PROVIDED INFORMATION:
Start
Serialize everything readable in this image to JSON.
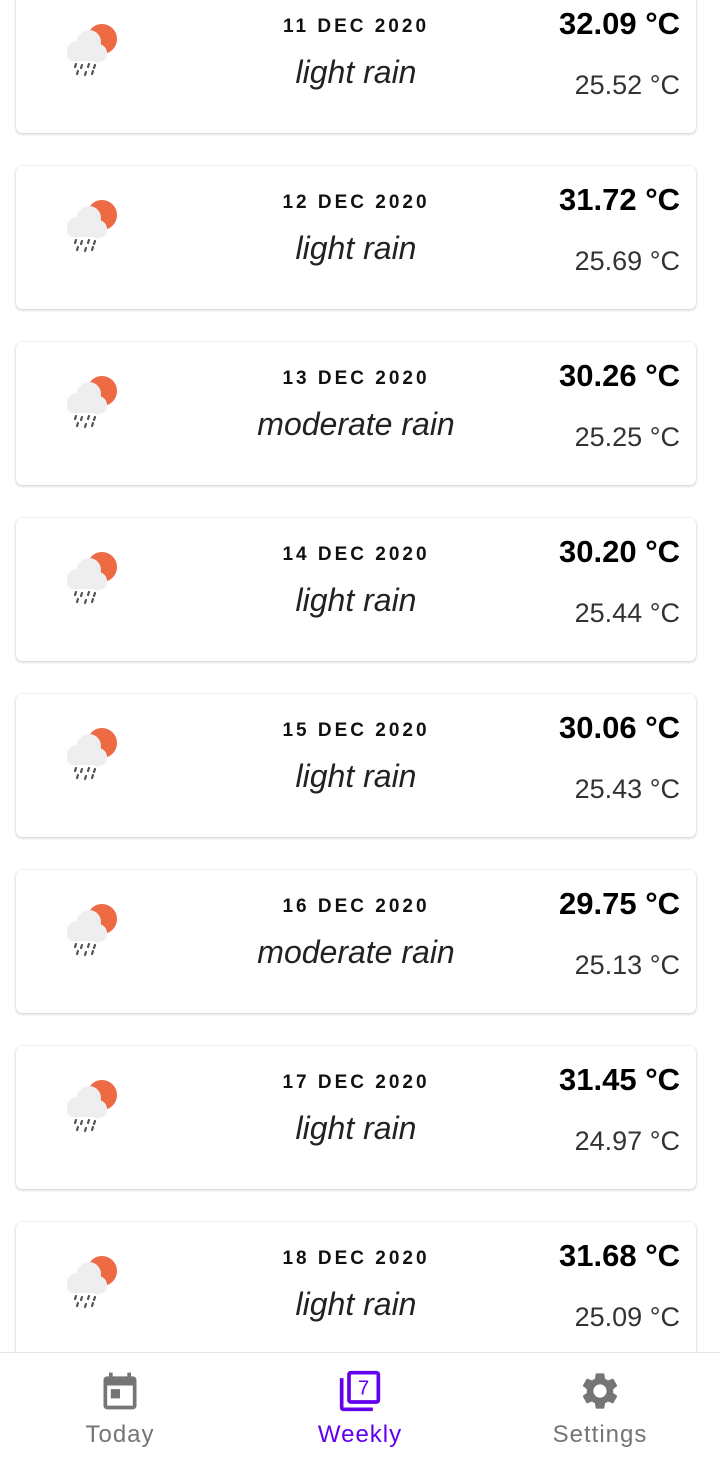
{
  "forecast": [
    {
      "date": "11 DEC 2020",
      "description": "light rain",
      "max": "32.09 °C",
      "min": "25.52 °C",
      "icon": "rain-cloud-sun-icon"
    },
    {
      "date": "12 DEC 2020",
      "description": "light rain",
      "max": "31.72 °C",
      "min": "25.69 °C",
      "icon": "rain-cloud-sun-icon"
    },
    {
      "date": "13 DEC 2020",
      "description": "moderate rain",
      "max": "30.26 °C",
      "min": "25.25 °C",
      "icon": "rain-cloud-sun-icon"
    },
    {
      "date": "14 DEC 2020",
      "description": "light rain",
      "max": "30.20 °C",
      "min": "25.44 °C",
      "icon": "rain-cloud-sun-icon"
    },
    {
      "date": "15 DEC 2020",
      "description": "light rain",
      "max": "30.06 °C",
      "min": "25.43 °C",
      "icon": "rain-cloud-sun-icon"
    },
    {
      "date": "16 DEC 2020",
      "description": "moderate rain",
      "max": "29.75 °C",
      "min": "25.13 °C",
      "icon": "rain-cloud-sun-icon"
    },
    {
      "date": "17 DEC 2020",
      "description": "light rain",
      "max": "31.45 °C",
      "min": "24.97 °C",
      "icon": "rain-cloud-sun-icon"
    },
    {
      "date": "18 DEC 2020",
      "description": "light rain",
      "max": "31.68 °C",
      "min": "25.09 °C",
      "icon": "rain-cloud-sun-icon"
    }
  ],
  "nav": {
    "items": [
      {
        "label": "Today",
        "icon": "calendar-icon",
        "active": false
      },
      {
        "label": "Weekly",
        "icon": "filter-7-icon",
        "active": true,
        "icon_text": "7"
      },
      {
        "label": "Settings",
        "icon": "gear-icon",
        "active": false
      }
    ]
  },
  "colors": {
    "accent": "#6200ee",
    "inactive": "#757575",
    "sun": "#ee6a45",
    "cloud": "#eeeeee"
  }
}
End
Repeat all of the data above word for word, minus the pictures.

Serialize everything readable in this image to JSON.
{
  "forecast": [
    {
      "date": "11 DEC 2020",
      "description": "light rain",
      "max": "32.09 °C",
      "min": "25.52 °C",
      "icon": "rain-cloud-sun-icon"
    },
    {
      "date": "12 DEC 2020",
      "description": "light rain",
      "max": "31.72 °C",
      "min": "25.69 °C",
      "icon": "rain-cloud-sun-icon"
    },
    {
      "date": "13 DEC 2020",
      "description": "moderate rain",
      "max": "30.26 °C",
      "min": "25.25 °C",
      "icon": "rain-cloud-sun-icon"
    },
    {
      "date": "14 DEC 2020",
      "description": "light rain",
      "max": "30.20 °C",
      "min": "25.44 °C",
      "icon": "rain-cloud-sun-icon"
    },
    {
      "date": "15 DEC 2020",
      "description": "light rain",
      "max": "30.06 °C",
      "min": "25.43 °C",
      "icon": "rain-cloud-sun-icon"
    },
    {
      "date": "16 DEC 2020",
      "description": "moderate rain",
      "max": "29.75 °C",
      "min": "25.13 °C",
      "icon": "rain-cloud-sun-icon"
    },
    {
      "date": "17 DEC 2020",
      "description": "light rain",
      "max": "31.45 °C",
      "min": "24.97 °C",
      "icon": "rain-cloud-sun-icon"
    },
    {
      "date": "18 DEC 2020",
      "description": "light rain",
      "max": "31.68 °C",
      "min": "25.09 °C",
      "icon": "rain-cloud-sun-icon"
    }
  ],
  "nav": {
    "items": [
      {
        "label": "Today",
        "icon": "calendar-icon",
        "active": false
      },
      {
        "label": "Weekly",
        "icon": "filter-7-icon",
        "active": true,
        "icon_text": "7"
      },
      {
        "label": "Settings",
        "icon": "gear-icon",
        "active": false
      }
    ]
  },
  "colors": {
    "accent": "#6200ee",
    "inactive": "#757575",
    "sun": "#ee6a45",
    "cloud": "#eeeeee"
  }
}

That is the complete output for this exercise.